Exercise instructions
Below is a block of records: output all of them exactly and leave out the pictures.

Exercise materials

===

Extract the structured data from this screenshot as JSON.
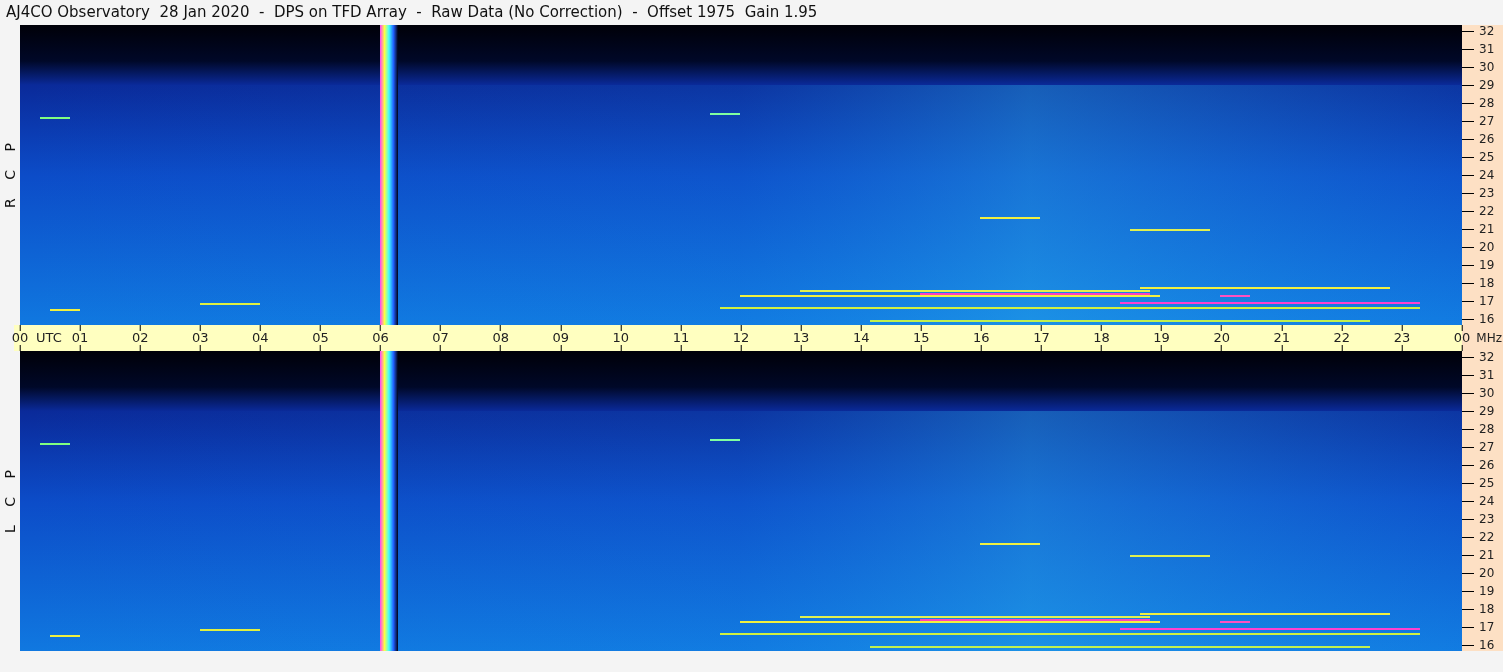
{
  "title": "AJ4CO Observatory  28 Jan 2020  -  DPS on TFD Array  -  Raw Data (No Correction)  -  Offset 1975  Gain 1.95",
  "panels": [
    {
      "label": "R C P",
      "frequency_ticks": [
        "32",
        "31",
        "30",
        "29",
        "28",
        "27",
        "26",
        "25",
        "24",
        "23",
        "22",
        "21",
        "20",
        "19",
        "18",
        "17",
        "16"
      ]
    },
    {
      "label": "L C P",
      "frequency_ticks": [
        "32",
        "31",
        "30",
        "29",
        "28",
        "27",
        "26",
        "25",
        "24",
        "23",
        "22",
        "21",
        "20",
        "19",
        "18",
        "17",
        "16"
      ]
    }
  ],
  "time_axis": {
    "unit": "UTC",
    "frequency_unit": "MHz",
    "ticks": [
      "00",
      "01",
      "02",
      "03",
      "04",
      "05",
      "06",
      "07",
      "08",
      "09",
      "10",
      "11",
      "12",
      "13",
      "14",
      "15",
      "16",
      "17",
      "18",
      "19",
      "20",
      "21",
      "22",
      "23",
      "00"
    ]
  }
}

===

Complete answer
Extract the structured data from this screenshot as JSON.
{
  "title": "AJ4CO Observatory  28 Jan 2020  -  DPS on TFD Array  -  Raw Data (No Correction)  -  Offset 1975  Gain 1.95",
  "panels": [
    {
      "label": "R C P",
      "frequency_ticks": [
        "32",
        "31",
        "30",
        "29",
        "28",
        "27",
        "26",
        "25",
        "24",
        "23",
        "22",
        "21",
        "20",
        "19",
        "18",
        "17",
        "16"
      ]
    },
    {
      "label": "L C P",
      "frequency_ticks": [
        "32",
        "31",
        "30",
        "29",
        "28",
        "27",
        "26",
        "25",
        "24",
        "23",
        "22",
        "21",
        "20",
        "19",
        "18",
        "17",
        "16"
      ]
    }
  ],
  "time_axis": {
    "unit": "UTC",
    "frequency_unit": "MHz",
    "ticks": [
      "00",
      "01",
      "02",
      "03",
      "04",
      "05",
      "06",
      "07",
      "08",
      "09",
      "10",
      "11",
      "12",
      "13",
      "14",
      "15",
      "16",
      "17",
      "18",
      "19",
      "20",
      "21",
      "22",
      "23",
      "00"
    ]
  }
}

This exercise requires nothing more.